What you should do
Copy out all of the data below line for line, with no changes.

Provided data
--

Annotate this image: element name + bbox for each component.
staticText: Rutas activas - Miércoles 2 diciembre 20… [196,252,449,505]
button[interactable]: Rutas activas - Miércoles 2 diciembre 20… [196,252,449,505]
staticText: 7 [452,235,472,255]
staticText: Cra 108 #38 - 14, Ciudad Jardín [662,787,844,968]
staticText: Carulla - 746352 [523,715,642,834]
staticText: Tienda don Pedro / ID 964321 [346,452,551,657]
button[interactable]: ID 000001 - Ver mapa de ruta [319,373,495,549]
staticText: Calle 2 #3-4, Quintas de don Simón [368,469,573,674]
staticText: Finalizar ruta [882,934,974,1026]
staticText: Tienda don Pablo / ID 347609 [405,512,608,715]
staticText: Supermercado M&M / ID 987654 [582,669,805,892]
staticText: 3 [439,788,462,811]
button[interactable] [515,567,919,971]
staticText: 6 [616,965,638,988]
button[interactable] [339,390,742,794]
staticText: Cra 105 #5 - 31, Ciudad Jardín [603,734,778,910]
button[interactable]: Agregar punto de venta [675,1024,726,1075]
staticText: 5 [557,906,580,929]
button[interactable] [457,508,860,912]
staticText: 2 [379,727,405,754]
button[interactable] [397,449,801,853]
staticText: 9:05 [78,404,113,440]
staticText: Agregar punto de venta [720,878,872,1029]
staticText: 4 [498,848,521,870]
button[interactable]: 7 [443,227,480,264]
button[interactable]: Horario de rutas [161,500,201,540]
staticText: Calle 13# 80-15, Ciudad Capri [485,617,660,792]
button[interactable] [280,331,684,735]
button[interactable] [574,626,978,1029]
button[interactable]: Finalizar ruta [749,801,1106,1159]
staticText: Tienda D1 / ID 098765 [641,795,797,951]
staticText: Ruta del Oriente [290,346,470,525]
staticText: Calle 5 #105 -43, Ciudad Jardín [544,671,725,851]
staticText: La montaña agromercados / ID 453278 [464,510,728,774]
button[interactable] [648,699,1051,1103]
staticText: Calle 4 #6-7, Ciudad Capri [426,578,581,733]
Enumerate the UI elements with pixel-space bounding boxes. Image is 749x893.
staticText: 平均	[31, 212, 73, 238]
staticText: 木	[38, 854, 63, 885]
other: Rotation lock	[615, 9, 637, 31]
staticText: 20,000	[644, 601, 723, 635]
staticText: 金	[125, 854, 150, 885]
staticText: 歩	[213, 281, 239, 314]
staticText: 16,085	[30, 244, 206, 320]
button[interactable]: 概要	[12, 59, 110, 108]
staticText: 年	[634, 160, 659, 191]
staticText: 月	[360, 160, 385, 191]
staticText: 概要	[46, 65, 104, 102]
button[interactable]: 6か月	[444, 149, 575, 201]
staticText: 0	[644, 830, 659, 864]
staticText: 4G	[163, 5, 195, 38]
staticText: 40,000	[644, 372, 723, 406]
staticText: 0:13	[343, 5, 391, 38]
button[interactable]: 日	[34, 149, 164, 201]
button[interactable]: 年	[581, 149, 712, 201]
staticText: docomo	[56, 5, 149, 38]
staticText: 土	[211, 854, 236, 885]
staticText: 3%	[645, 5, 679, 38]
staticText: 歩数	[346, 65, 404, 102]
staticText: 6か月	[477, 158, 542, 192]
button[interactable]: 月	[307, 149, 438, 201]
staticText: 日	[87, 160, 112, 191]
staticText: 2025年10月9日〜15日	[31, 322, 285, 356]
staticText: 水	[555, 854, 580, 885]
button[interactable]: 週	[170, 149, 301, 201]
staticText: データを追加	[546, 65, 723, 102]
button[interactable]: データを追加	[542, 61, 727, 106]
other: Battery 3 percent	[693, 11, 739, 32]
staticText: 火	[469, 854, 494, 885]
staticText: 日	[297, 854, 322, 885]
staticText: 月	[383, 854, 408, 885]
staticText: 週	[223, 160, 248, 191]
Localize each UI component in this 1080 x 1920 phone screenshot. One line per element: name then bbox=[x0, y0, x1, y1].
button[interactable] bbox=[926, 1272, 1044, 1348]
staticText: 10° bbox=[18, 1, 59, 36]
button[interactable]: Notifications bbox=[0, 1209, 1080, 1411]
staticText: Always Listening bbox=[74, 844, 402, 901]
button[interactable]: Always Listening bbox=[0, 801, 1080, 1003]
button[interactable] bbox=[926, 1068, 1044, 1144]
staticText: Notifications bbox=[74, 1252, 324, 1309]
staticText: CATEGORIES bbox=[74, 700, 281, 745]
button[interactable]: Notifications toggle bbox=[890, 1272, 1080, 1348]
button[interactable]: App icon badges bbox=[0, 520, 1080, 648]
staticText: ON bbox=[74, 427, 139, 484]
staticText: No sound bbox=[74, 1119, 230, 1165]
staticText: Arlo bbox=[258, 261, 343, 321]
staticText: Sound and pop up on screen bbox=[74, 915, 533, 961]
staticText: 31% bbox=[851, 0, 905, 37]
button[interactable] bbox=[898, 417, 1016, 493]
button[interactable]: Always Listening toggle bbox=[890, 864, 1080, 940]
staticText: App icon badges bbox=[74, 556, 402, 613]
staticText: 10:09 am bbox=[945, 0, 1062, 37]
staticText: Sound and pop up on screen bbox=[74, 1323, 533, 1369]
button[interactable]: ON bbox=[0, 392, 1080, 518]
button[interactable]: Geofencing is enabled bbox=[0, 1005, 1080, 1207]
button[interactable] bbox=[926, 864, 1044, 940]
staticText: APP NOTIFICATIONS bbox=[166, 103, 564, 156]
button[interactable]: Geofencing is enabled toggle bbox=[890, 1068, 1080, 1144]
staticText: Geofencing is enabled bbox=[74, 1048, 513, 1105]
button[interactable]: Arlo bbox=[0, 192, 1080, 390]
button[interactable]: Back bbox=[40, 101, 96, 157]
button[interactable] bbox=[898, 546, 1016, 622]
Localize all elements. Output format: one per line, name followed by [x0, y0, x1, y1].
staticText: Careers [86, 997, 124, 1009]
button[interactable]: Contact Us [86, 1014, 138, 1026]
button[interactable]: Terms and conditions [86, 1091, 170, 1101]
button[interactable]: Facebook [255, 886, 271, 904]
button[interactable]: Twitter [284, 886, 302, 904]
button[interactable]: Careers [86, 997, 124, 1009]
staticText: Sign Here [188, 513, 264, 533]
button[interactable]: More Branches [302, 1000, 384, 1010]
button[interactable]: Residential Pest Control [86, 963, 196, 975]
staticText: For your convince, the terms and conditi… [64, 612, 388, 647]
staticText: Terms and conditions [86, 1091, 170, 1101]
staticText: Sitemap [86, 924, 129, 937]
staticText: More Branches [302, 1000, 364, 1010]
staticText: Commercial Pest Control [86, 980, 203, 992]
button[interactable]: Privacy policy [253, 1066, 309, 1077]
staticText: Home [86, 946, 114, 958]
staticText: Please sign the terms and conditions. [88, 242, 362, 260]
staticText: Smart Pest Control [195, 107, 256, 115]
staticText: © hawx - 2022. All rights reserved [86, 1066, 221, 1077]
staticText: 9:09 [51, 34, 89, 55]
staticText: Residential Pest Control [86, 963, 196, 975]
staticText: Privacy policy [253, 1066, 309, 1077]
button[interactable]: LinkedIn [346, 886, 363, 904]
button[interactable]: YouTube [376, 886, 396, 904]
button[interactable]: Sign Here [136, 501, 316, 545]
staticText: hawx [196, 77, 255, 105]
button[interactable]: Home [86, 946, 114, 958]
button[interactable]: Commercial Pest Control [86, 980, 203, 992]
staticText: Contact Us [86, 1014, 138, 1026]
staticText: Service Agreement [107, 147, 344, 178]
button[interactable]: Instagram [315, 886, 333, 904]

--

In response
Annotate this image: element name + bbox for each component.
staticText: Rutas activas - Miércoles 2 diciembre 20… [196,252,449,505]
button[interactable]: Rutas activas - Miércoles 2 diciembre 20… [196,252,449,505]
staticText: 7 [452,235,472,255]
staticText: Cra 108 #38 - 14, Ciudad Jardín [662,787,844,968]
staticText: Carulla - 746352 [523,715,642,834]
staticText: Tienda don Pedro / ID 964321 [346,452,551,657]
button[interactable]: ID 000001 - Ver mapa de ruta [319,373,495,549]
staticText: Calle 2 #3-4, Quintas de don Simón [368,469,573,674]
staticText: Finalizar ruta [882,934,974,1026]
staticText: Tienda don Pablo / ID 347609 [405,512,608,715]
staticText: Supermercado M&M / ID 987654 [582,669,805,892]
staticText: 3 [439,788,462,811]
button[interactable] [515,567,919,971]
staticText: 6 [616,965,638,988]
button[interactable] [339,390,742,794]
staticText: Cra 105 #5 - 31, Ciudad Jardín [603,734,778,910]
button[interactable]: Agregar punto de venta [675,1024,726,1075]
staticText: 5 [557,906,580,929]
button[interactable] [457,508,860,912]
staticText: 2 [379,727,405,754]
button[interactable] [397,449,801,853]
staticText: 9:05 [78,404,113,440]
staticText: Agregar punto de venta [720,878,872,1029]
staticText: 4 [498,848,521,870]
button[interactable]: 7 [443,227,480,264]
button[interactable]: Horario de rutas [161,500,201,540]
staticText: Calle 13# 80-15, Ciudad Capri [485,617,660,792]
button[interactable] [280,331,684,735]
button[interactable] [574,626,978,1029]
button[interactable]: Finalizar ruta [749,801,1106,1159]
staticText: Tienda D1 / ID 098765 [641,795,797,951]
staticText: Ruta del Oriente [290,346,470,525]
staticText: Calle 5 #105 -43, Ciudad Jardín [544,671,725,851]
staticText: La montaña agromercados / ID 453278 [464,510,728,774]
button[interactable] [648,699,1051,1103]
staticText: Calle 4 #6-7, Ciudad Capri [426,578,581,733]
Enumerate the UI elements with pixel-space bounding boxes. Image is 749x893.
staticText: 平均	[31, 212, 73, 238]
staticText: 木	[38, 854, 63, 885]
other: Rotation lock	[615, 9, 637, 31]
staticText: 20,000	[644, 601, 723, 635]
staticText: 金	[125, 854, 150, 885]
staticText: 歩	[213, 281, 239, 314]
staticText: 16,085	[30, 244, 206, 320]
button[interactable]: 概要	[12, 59, 110, 108]
staticText: 年	[634, 160, 659, 191]
staticText: 月	[360, 160, 385, 191]
staticText: 概要	[46, 65, 104, 102]
button[interactable]: 6か月	[444, 149, 575, 201]
staticText: 0	[644, 830, 659, 864]
staticText: 4G	[163, 5, 195, 38]
staticText: 40,000	[644, 372, 723, 406]
staticText: 0:13	[343, 5, 391, 38]
button[interactable]: 日	[34, 149, 164, 201]
button[interactable]: 年	[581, 149, 712, 201]
staticText: docomo	[56, 5, 149, 38]
staticText: 土	[211, 854, 236, 885]
staticText: 3%	[645, 5, 679, 38]
staticText: 歩数	[346, 65, 404, 102]
staticText: 6か月	[477, 158, 542, 192]
button[interactable]: 月	[307, 149, 438, 201]
staticText: 日	[87, 160, 112, 191]
staticText: 2025年10月9日〜15日	[31, 322, 285, 356]
staticText: 水	[555, 854, 580, 885]
button[interactable]: 週	[170, 149, 301, 201]
staticText: データを追加	[546, 65, 723, 102]
button[interactable]: データを追加	[542, 61, 727, 106]
other: Battery 3 percent	[693, 11, 739, 32]
staticText: 火	[469, 854, 494, 885]
staticText: 日	[297, 854, 322, 885]
staticText: 月	[383, 854, 408, 885]
staticText: 週	[223, 160, 248, 191]
Localize each UI component in this 1080 x 1920 phone screenshot. One line per element: name then bbox=[x0, y0, x1, y1].
button[interactable] bbox=[926, 1272, 1044, 1348]
staticText: 10° bbox=[18, 1, 59, 36]
button[interactable]: Notifications bbox=[0, 1209, 1080, 1411]
staticText: Always Listening bbox=[74, 844, 402, 901]
button[interactable]: Always Listening bbox=[0, 801, 1080, 1003]
button[interactable] bbox=[926, 1068, 1044, 1144]
staticText: Notifications bbox=[74, 1252, 324, 1309]
staticText: CATEGORIES bbox=[74, 700, 281, 745]
button[interactable]: Notifications toggle bbox=[890, 1272, 1080, 1348]
button[interactable]: App icon badges bbox=[0, 520, 1080, 648]
staticText: ON bbox=[74, 427, 139, 484]
staticText: No sound bbox=[74, 1119, 230, 1165]
staticText: Arlo bbox=[258, 261, 343, 321]
staticText: Sound and pop up on screen bbox=[74, 915, 533, 961]
staticText: 31% bbox=[851, 0, 905, 37]
button[interactable] bbox=[898, 417, 1016, 493]
button[interactable]: Always Listening toggle bbox=[890, 864, 1080, 940]
staticText: App icon badges bbox=[74, 556, 402, 613]
staticText: 10:09 am bbox=[945, 0, 1062, 37]
staticText: Sound and pop up on screen bbox=[74, 1323, 533, 1369]
button[interactable]: ON bbox=[0, 392, 1080, 518]
button[interactable]: Geofencing is enabled bbox=[0, 1005, 1080, 1207]
button[interactable] bbox=[926, 864, 1044, 940]
staticText: APP NOTIFICATIONS bbox=[166, 103, 564, 156]
button[interactable]: Geofencing is enabled toggle bbox=[890, 1068, 1080, 1144]
staticText: Geofencing is enabled bbox=[74, 1048, 513, 1105]
button[interactable]: Arlo bbox=[0, 192, 1080, 390]
button[interactable]: Back bbox=[40, 101, 96, 157]
button[interactable] bbox=[898, 546, 1016, 622]
Localize all elements. Output format: one per line, name followed by [x0, y0, x1, y1].
staticText: Careers [86, 997, 124, 1009]
button[interactable]: Contact Us [86, 1014, 138, 1026]
button[interactable]: Terms and conditions [86, 1091, 170, 1101]
button[interactable]: Facebook [255, 886, 271, 904]
button[interactable]: Twitter [284, 886, 302, 904]
button[interactable]: Careers [86, 997, 124, 1009]
staticText: Sign Here [188, 513, 264, 533]
button[interactable]: More Branches [302, 1000, 384, 1010]
button[interactable]: Residential Pest Control [86, 963, 196, 975]
staticText: For your convince, the terms and conditi… [64, 612, 388, 647]
staticText: Terms and conditions [86, 1091, 170, 1101]
staticText: Sitemap [86, 924, 129, 937]
staticText: More Branches [302, 1000, 364, 1010]
staticText: Commercial Pest Control [86, 980, 203, 992]
button[interactable]: Privacy policy [253, 1066, 309, 1077]
staticText: Home [86, 946, 114, 958]
staticText: Please sign the terms and conditions. [88, 242, 362, 260]
staticText: Smart Pest Control [195, 107, 256, 115]
staticText: © hawx - 2022. All rights reserved [86, 1066, 221, 1077]
staticText: 9:09 [51, 34, 89, 55]
staticText: Residential Pest Control [86, 963, 196, 975]
staticText: Privacy policy [253, 1066, 309, 1077]
button[interactable]: LinkedIn [346, 886, 363, 904]
button[interactable]: YouTube [376, 886, 396, 904]
button[interactable]: Sign Here [136, 501, 316, 545]
staticText: hawx [196, 77, 255, 105]
button[interactable]: Home [86, 946, 114, 958]
button[interactable]: Commercial Pest Control [86, 980, 203, 992]
staticText: Contact Us [86, 1014, 138, 1026]
staticText: Service Agreement [107, 147, 344, 178]
button[interactable]: Instagram [315, 886, 333, 904]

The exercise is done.